What is being asked –
Go through the records and copy each line where the word "scene" occurs.

** Begin The input **

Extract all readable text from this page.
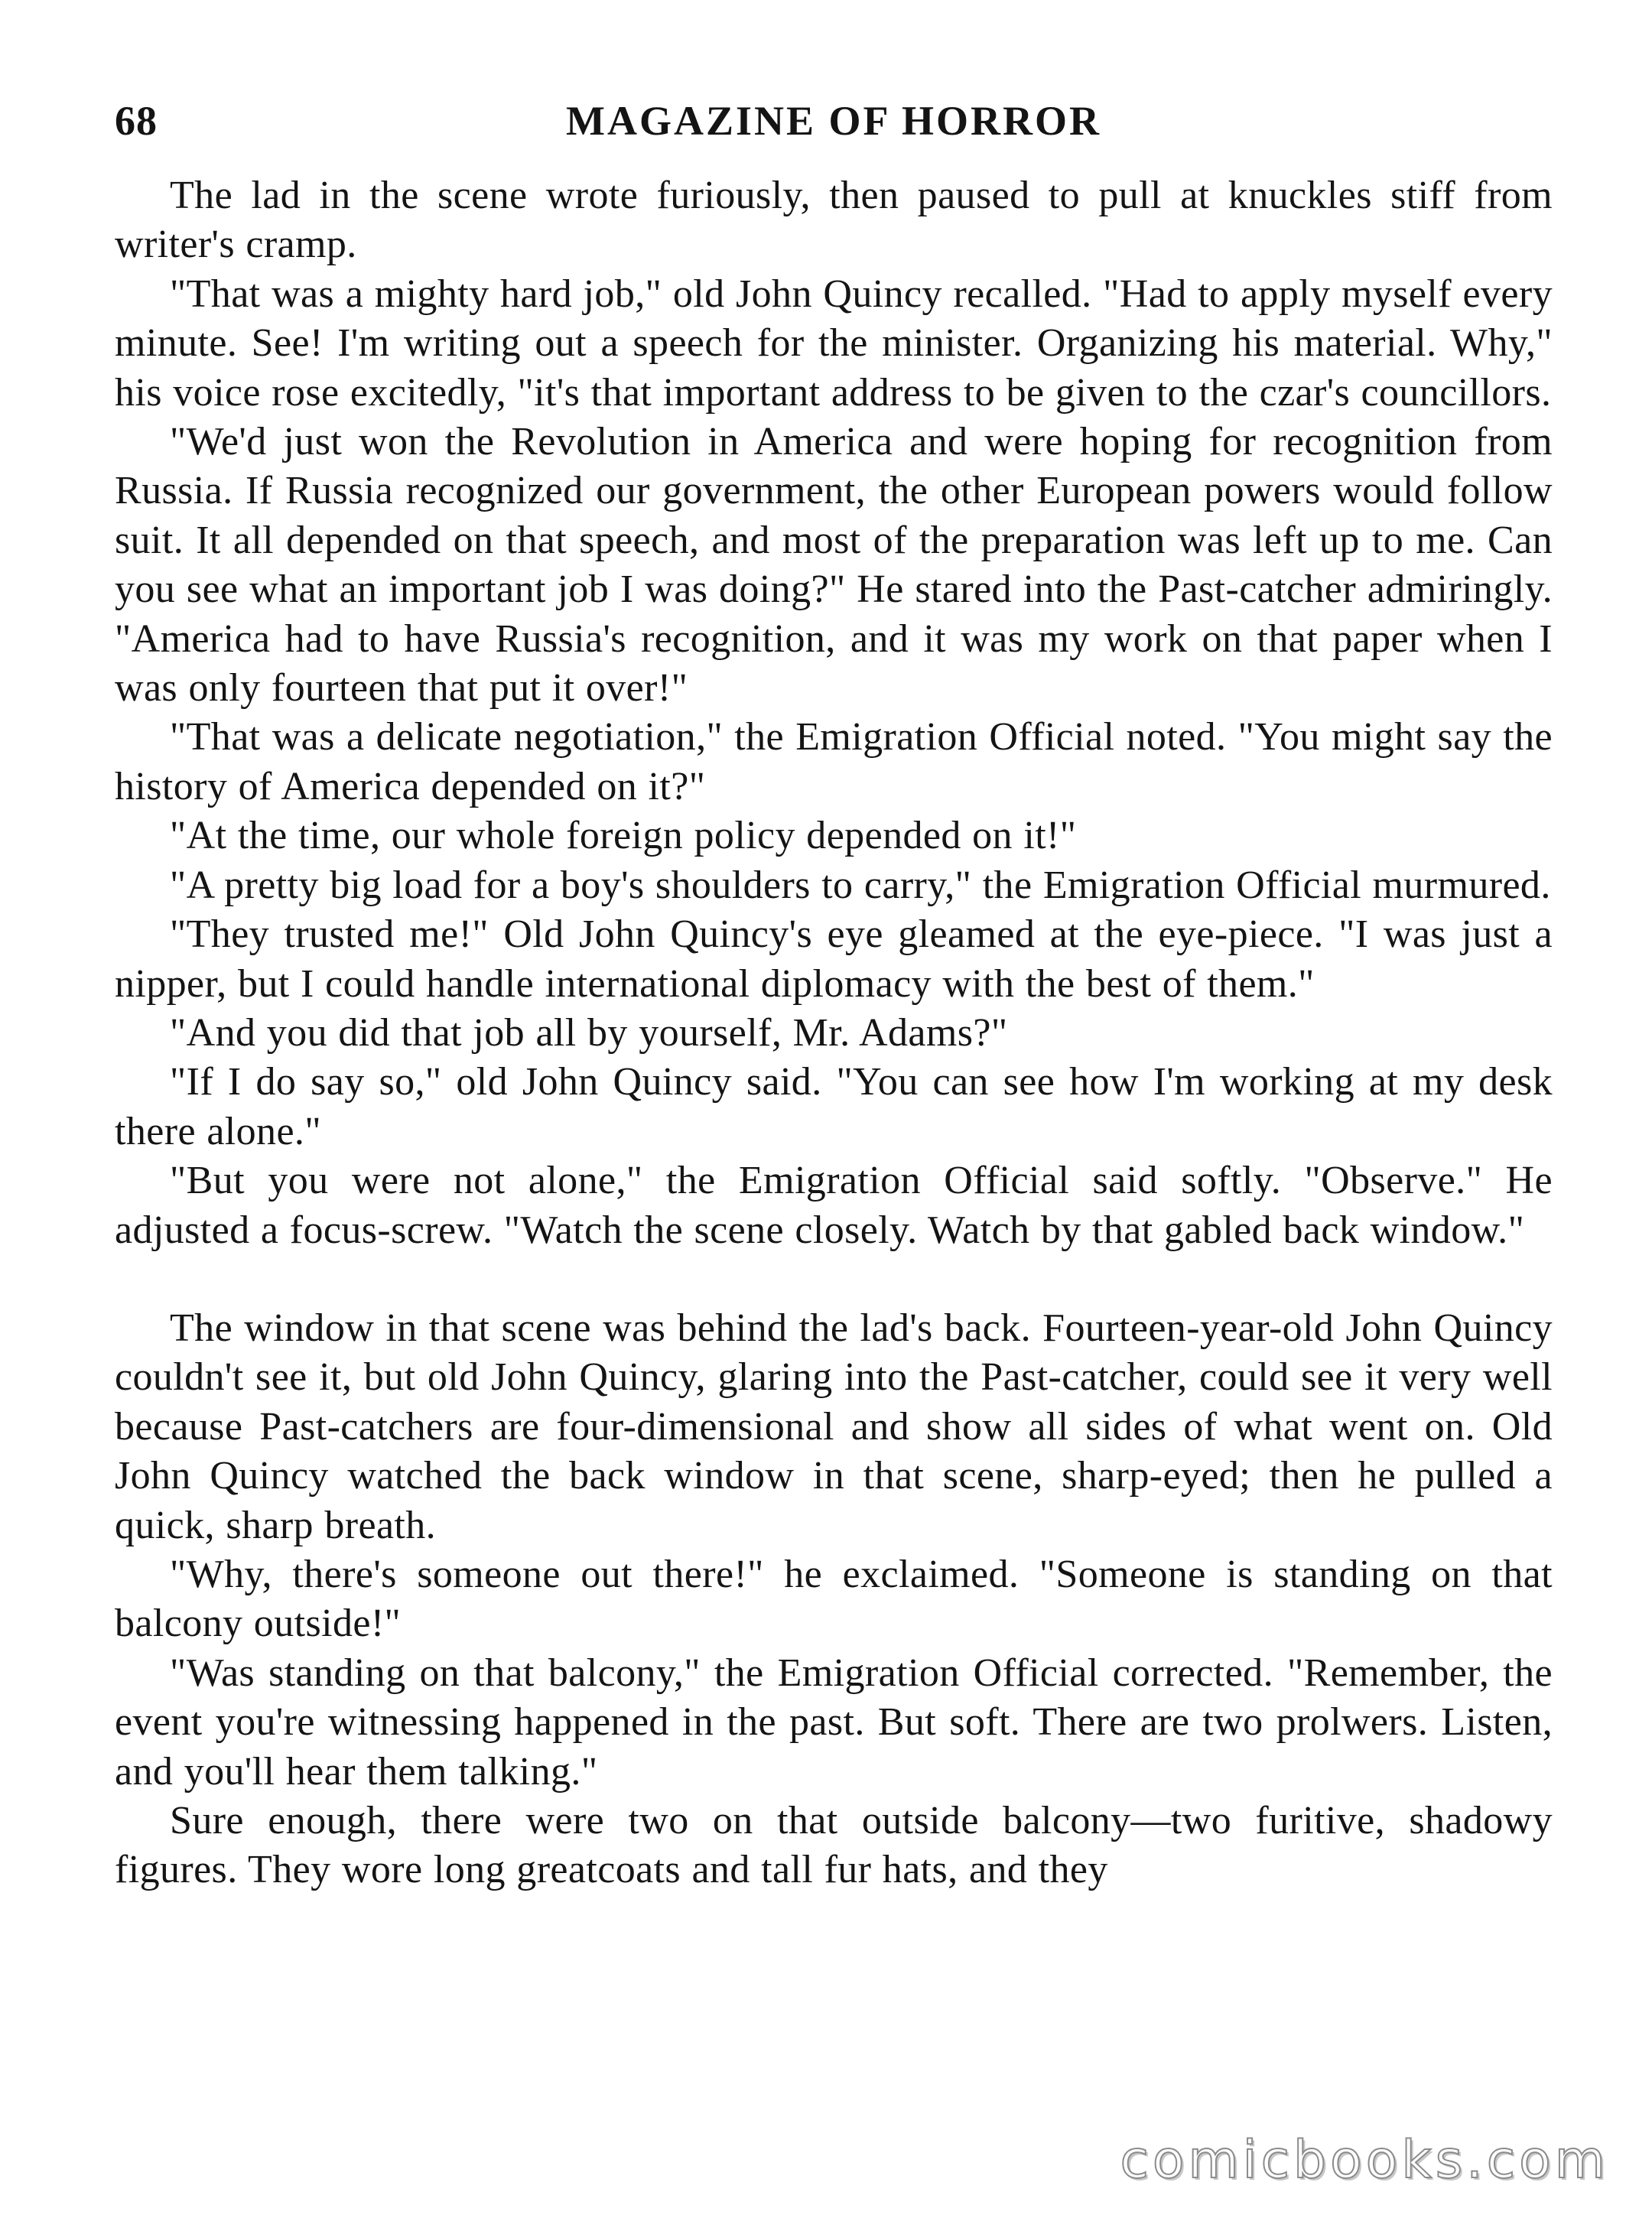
68	MAGAZINE OF HORROR

The lad in the scene wrote furiously, then paused to pull at knuckles stiff from writer's cramp.

"That was a mighty hard job," old John Quincy recalled. "Had to apply myself every minute. See! I'm writing out a speech for the minister. Organizing his material. Why," his voice rose excitedly, "it's that important address to be given to the czar's councillors.

"We'd just won the Revolution in America and were hoping for recognition from Russia. If Russia recognized our government, the other European powers would follow suit. It all depended on that speech, and most of the preparation was left up to me. Can you see what an important job I was doing?" He stared into the Past-catcher admiringly. "America had to have Russia's recognition, and it was my work on that paper when I was only fourteen that put it over!"

"That was a delicate negotiation," the Emigration Official noted. "You might say the history of America depended on it?"

"At the time, our whole foreign policy depended on it!"

"A pretty big load for a boy's shoulders to carry," the Emigration Official murmured.

"They trusted me!" Old John Quincy's eye gleamed at the eye-piece. "I was just a nipper, but I could handle international diplomacy with the best of them."

"And you did that job all by yourself, Mr. Adams?"

"If I do say so," old John Quincy said. "You can see how I'm working at my desk there alone."

"But you were not alone," the Emigration Official said softly. "Observe." He adjusted a focus-screw. "Watch the scene closely. Watch by that gabled back window."

The window in that scene was behind the lad's back. Fourteen-year-old John Quincy couldn't see it, but old John Quincy, glaring into the Past-catcher, could see it very well because Past-catchers are four-dimensional and show all sides of what went on. Old John Quincy watched the back window in that scene, sharp-eyed; then he pulled a quick, sharp breath.

"Why, there's someone out there!" he exclaimed. "Someone is standing on that balcony outside!"

"Was standing on that balcony," the Emigration Official corrected. "Remember, the event you're witnessing happened in the past. But soft. There are two prolwers. Listen, and you'll hear them talking."

Sure enough, there were two on that outside balcony—two furitive, shadowy figures. They wore long greatcoats and tall fur hats, and they

comicbooks.com
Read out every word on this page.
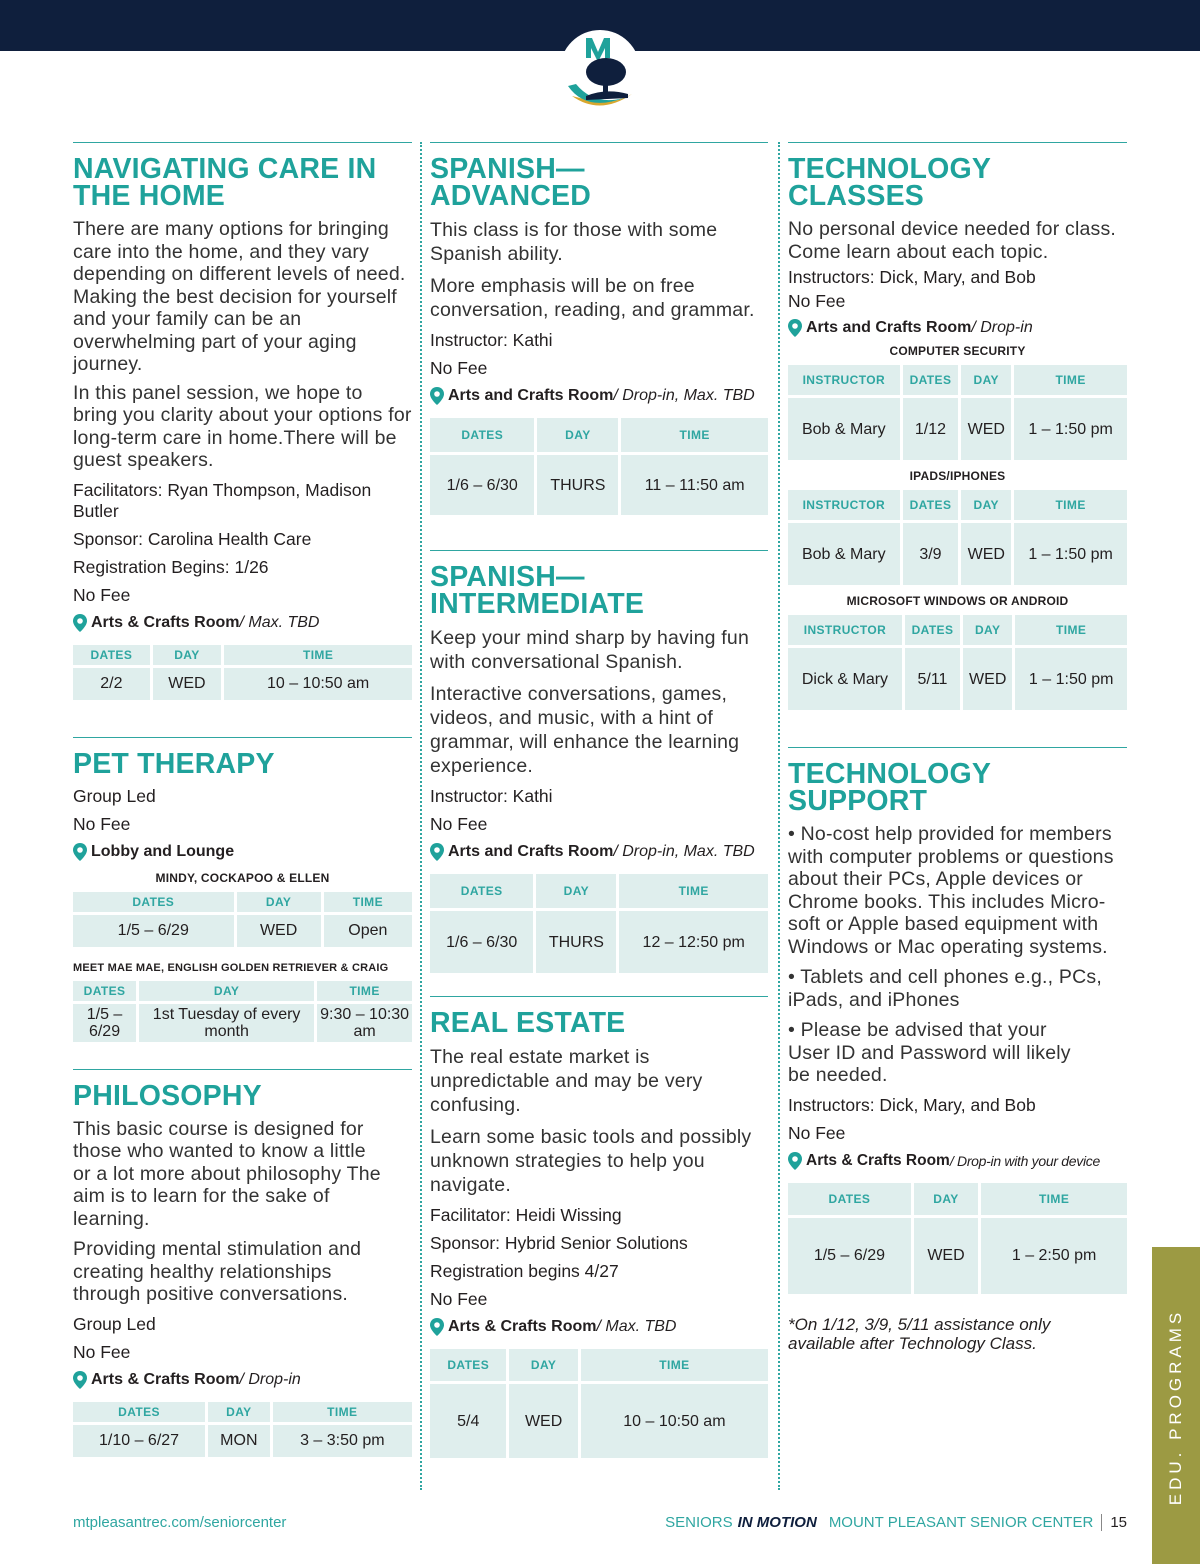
NAVIGATING CARE IN THE HOME

There are many options for bringing care into the home, and they vary depending on different levels of need. Making the best decision for yourself and your family can be an overwhelming part of your aging journey.

In this panel session, we hope to bring you clarity about your options for long-term care in home.There will be guest speakers.

Facilitators: Ryan Thompson, Madison Butler

Sponsor: Carolina Health Care

Registration Begins: 1/26

No Fee

Arts & Crafts Room / Max. TBD

DATES	DAY	TIME
2/2	WED	10 – 10:50 am
PET THERAPY

Group Led

No Fee

Lobby and Lounge

MINDY, COCKAPOO & ELLEN
DATES	DAY	TIME
1/5 – 6/29	WED	Open
MEET MAE MAE, ENGLISH GOLDEN RETRIEVER & CRAIG
DATES	DAY	TIME
1/5 – 6/29	1st Tuesday of every month	9:30 – 10:30 am
PHILOSOPHY

This basic course is designed for those who wanted to know a little or a lot more about philosophy The aim is to learn for the sake of learning.

Providing mental stimulation and creating healthy relationships through positive conversations.

Group Led

No Fee

Arts & Crafts Room / Drop-in

DATES	DAY	TIME
1/10 – 6/27	MON	3 – 3:50 pm
SPANISH— ADVANCED

This class is for those with some Spanish ability.

More emphasis will be on free conversation, reading, and grammar.

Instructor: Kathi

No Fee

Arts and Crafts Room / Drop-in, Max. TBD

DATES	DAY	TIME
1/6 – 6/30	THURS	11 – 11:50 am
SPANISH— INTERMEDIATE

Keep your mind sharp by having fun with conversational Spanish.

Interactive conversations, games, videos, and music, with a hint of grammar, will enhance the learning experience.

Instructor: Kathi

No Fee

Arts and Crafts Room / Drop-in, Max. TBD

DATES	DAY	TIME
1/6 – 6/30	THURS	12 – 12:50 pm
REAL ESTATE

The real estate market is unpredictable and may be very confusing.

Learn some basic tools and possibly unknown strategies to help you navigate.

Facilitator: Heidi Wissing

Sponsor: Hybrid Senior Solutions

Registration begins 4/27

No Fee

Arts & Crafts Room / Max. TBD

DATES	DAY	TIME
5/4	WED	10 – 10:50 am
TECHNOLOGY CLASSES

No personal device needed for class. Come learn about each topic.

Instructors: Dick, Mary, and Bob

No Fee

Arts and Crafts Room / Drop-in

COMPUTER SECURITY
INSTRUCTOR	DATES	DAY	TIME
Bob & Mary	1/12	WED	1 – 1:50 pm
IPADS/IPHONES
INSTRUCTOR	DATES	DAY	TIME
Bob & Mary	3/9	WED	1 – 1:50 pm
MICROSOFT WINDOWS OR ANDROID
INSTRUCTOR	DATES	DAY	TIME
Dick & Mary	5/11	WED	1 – 1:50 pm
TECHNOLOGY SUPPORT

• No-cost help provided for members with computer problems or questions about their PCs, Apple devices or Chrome books. This includes Micro-soft or Apple based equipment with Windows or Mac operating systems.

• Tablets and cell phones e.g., PCs, iPads, and iPhones

• Please be advised that your User ID and Password will likely be needed.

Instructors: Dick, Mary, and Bob

No Fee

Arts & Crafts Room / Drop-in with your device

DATES	DAY	TIME
1/5 – 6/29	WED	1 – 2:50 pm

*On 1/12, 3/9, 5/11 assistance only available after Technology Class.

mtpleasantrec.com/seniorcenter	SENIORS IN MOTION MOUNT PLEASANT SENIOR CENTER	15
EDU. PROGRAMS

** End The input **

Solution for this task –
The lad in the scene wrote furiously, then paused to pull at knuckles stiff from writer's cramp.
"But you were not alone," the Emigration Official said softly. "Observe." He adjusted a focus-screw. "Watch the scene closely. Watch by that gabled back window."
The window in that scene was behind the lad's back. Fourteen-year-old John Quincy couldn't see it, but old John Quincy, glaring into the Past-catcher, could see it very well because Past-catchers are four-dimensional and show all sides of what went on. Old John Quincy watched the back window in that scene, sharp-eyed; then he pulled a quick, sharp breath.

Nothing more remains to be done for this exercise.